---------- Extracted material

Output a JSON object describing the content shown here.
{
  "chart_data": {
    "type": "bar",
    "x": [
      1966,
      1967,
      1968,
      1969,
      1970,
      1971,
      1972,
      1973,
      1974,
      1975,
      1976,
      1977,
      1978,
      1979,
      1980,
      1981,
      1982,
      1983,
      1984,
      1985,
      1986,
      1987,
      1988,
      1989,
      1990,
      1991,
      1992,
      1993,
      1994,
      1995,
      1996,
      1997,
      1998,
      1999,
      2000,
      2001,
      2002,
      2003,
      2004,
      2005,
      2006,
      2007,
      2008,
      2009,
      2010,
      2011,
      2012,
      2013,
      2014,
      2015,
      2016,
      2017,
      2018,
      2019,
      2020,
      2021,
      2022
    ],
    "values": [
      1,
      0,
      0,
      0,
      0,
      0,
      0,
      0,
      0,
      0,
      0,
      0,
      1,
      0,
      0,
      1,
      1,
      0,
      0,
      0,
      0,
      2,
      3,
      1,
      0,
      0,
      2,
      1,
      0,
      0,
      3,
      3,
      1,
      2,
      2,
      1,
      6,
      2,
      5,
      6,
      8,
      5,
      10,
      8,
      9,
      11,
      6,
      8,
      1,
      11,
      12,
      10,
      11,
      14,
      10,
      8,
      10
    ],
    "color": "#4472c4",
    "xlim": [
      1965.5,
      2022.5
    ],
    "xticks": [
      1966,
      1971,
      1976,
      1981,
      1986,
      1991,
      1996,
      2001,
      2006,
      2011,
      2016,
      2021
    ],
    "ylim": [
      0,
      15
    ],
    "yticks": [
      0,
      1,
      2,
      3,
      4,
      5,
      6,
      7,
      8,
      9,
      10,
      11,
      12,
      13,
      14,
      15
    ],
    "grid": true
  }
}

--------------------

From the records above, extract everything verbatim.

Output a JSON object describing the content shown here.
{
  "chart_data": {
    "type": "bar",
    "x": [
      1966,
      1967,
      1968,
      1969,
      1970,
      1971,
      1972,
      1973,
      1974,
      1975,
      1976,
      1977,
      1978,
      1979,
      1980,
      1981,
      1982,
      1983,
      1984,
      1985,
      1986,
      1987,
      1988,
      1989,
      1990,
      1991,
      1992,
      1993,
      1994,
      1995,
      1996,
      1997,
      1998,
      1999,
      2000,
      2001,
      2002,
      2003,
      2004,
      2005,
      2006,
      2007,
      2008,
      2009,
      2010,
      2011,
      2012,
      2013,
      2014,
      2015,
      2016,
      2017,
      2018,
      2019,
      2020,
      2021,
      2022
    ],
    "values": [
      1,
      0,
      0,
      0,
      0,
      0,
      0,
      0,
      0,
      0,
      0,
      0,
      1,
      0,
      0,
      1,
      1,
      0,
      0,
      0,
      0,
      2,
      3,
      1,
      0,
      0,
      2,
      1,
      0,
      0,
      3,
      3,
      1,
      2,
      2,
      1,
      6,
      2,
      5,
      6,
      8,
      5,
      10,
      8,
      9,
      11,
      6,
      8,
      1,
      11,
      12,
      10,
      11,
      14,
      10,
      8,
      10
    ],
    "color": "#4472c4",
    "xlim": [
      1965.5,
      2022.5
    ],
    "xticks": [
      1966,
      1971,
      1976,
      1981,
      1986,
      1991,
      1996,
      2001,
      2006,
      2011,
      2016,
      2021
    ],
    "ylim": [
      0,
      15
    ],
    "yticks": [
      0,
      1,
      2,
      3,
      4,
      5,
      6,
      7,
      8,
      9,
      10,
      11,
      12,
      13,
      14,
      15
    ],
    "grid": true
  }
}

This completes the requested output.